# Given information start

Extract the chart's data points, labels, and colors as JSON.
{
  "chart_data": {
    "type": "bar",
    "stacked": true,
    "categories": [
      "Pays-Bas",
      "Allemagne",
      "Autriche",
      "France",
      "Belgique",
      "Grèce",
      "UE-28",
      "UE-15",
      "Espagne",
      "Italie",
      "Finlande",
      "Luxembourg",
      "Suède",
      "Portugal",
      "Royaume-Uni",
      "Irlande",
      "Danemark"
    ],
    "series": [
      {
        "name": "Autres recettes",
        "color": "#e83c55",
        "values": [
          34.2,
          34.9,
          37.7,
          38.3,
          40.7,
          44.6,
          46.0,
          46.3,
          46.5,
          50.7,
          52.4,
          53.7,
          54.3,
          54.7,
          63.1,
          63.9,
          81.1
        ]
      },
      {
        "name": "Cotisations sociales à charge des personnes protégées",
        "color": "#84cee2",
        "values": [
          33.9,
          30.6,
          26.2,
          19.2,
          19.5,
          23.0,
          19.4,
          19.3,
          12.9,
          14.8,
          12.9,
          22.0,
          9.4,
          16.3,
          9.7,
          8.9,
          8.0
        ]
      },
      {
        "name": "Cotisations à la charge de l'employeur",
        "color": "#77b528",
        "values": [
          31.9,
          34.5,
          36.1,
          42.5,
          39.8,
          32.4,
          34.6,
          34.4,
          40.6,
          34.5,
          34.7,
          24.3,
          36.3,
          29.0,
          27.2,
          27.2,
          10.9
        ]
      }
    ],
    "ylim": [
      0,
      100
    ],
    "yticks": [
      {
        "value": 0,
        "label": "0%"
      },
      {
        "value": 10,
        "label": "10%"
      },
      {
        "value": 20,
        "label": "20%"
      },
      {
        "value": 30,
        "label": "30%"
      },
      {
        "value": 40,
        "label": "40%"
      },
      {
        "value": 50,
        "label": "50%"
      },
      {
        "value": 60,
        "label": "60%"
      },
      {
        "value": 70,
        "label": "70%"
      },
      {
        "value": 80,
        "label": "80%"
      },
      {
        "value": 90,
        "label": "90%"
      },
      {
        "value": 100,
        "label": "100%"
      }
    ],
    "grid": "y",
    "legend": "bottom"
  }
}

# Given information end

▶ Problem
Your task is to give the records above again, exactly.

▶ Response for this exercise
Extract the chart's data points, labels, and colors as JSON.
{
  "chart_data": {
    "type": "bar",
    "stacked": true,
    "categories": [
      "Pays-Bas",
      "Allemagne",
      "Autriche",
      "France",
      "Belgique",
      "Grèce",
      "UE-28",
      "UE-15",
      "Espagne",
      "Italie",
      "Finlande",
      "Luxembourg",
      "Suède",
      "Portugal",
      "Royaume-Uni",
      "Irlande",
      "Danemark"
    ],
    "series": [
      {
        "name": "Autres recettes",
        "color": "#e83c55",
        "values": [
          34.2,
          34.9,
          37.7,
          38.3,
          40.7,
          44.6,
          46.0,
          46.3,
          46.5,
          50.7,
          52.4,
          53.7,
          54.3,
          54.7,
          63.1,
          63.9,
          81.1
        ]
      },
      {
        "name": "Cotisations sociales à charge des personnes protégées",
        "color": "#84cee2",
        "values": [
          33.9,
          30.6,
          26.2,
          19.2,
          19.5,
          23.0,
          19.4,
          19.3,
          12.9,
          14.8,
          12.9,
          22.0,
          9.4,
          16.3,
          9.7,
          8.9,
          8.0
        ]
      },
      {
        "name": "Cotisations à la charge de l'employeur",
        "color": "#77b528",
        "values": [
          31.9,
          34.5,
          36.1,
          42.5,
          39.8,
          32.4,
          34.6,
          34.4,
          40.6,
          34.5,
          34.7,
          24.3,
          36.3,
          29.0,
          27.2,
          27.2,
          10.9
        ]
      }
    ],
    "ylim": [
      0,
      100
    ],
    "yticks": [
      {
        "value": 0,
        "label": "0%"
      },
      {
        "value": 10,
        "label": "10%"
      },
      {
        "value": 20,
        "label": "20%"
      },
      {
        "value": 30,
        "label": "30%"
      },
      {
        "value": 40,
        "label": "40%"
      },
      {
        "value": 50,
        "label": "50%"
      },
      {
        "value": 60,
        "label": "60%"
      },
      {
        "value": 70,
        "label": "70%"
      },
      {
        "value": 80,
        "label": "80%"
      },
      {
        "value": 90,
        "label": "90%"
      },
      {
        "value": 100,
        "label": "100%"
      }
    ],
    "grid": "y",
    "legend": "bottom"
  }
}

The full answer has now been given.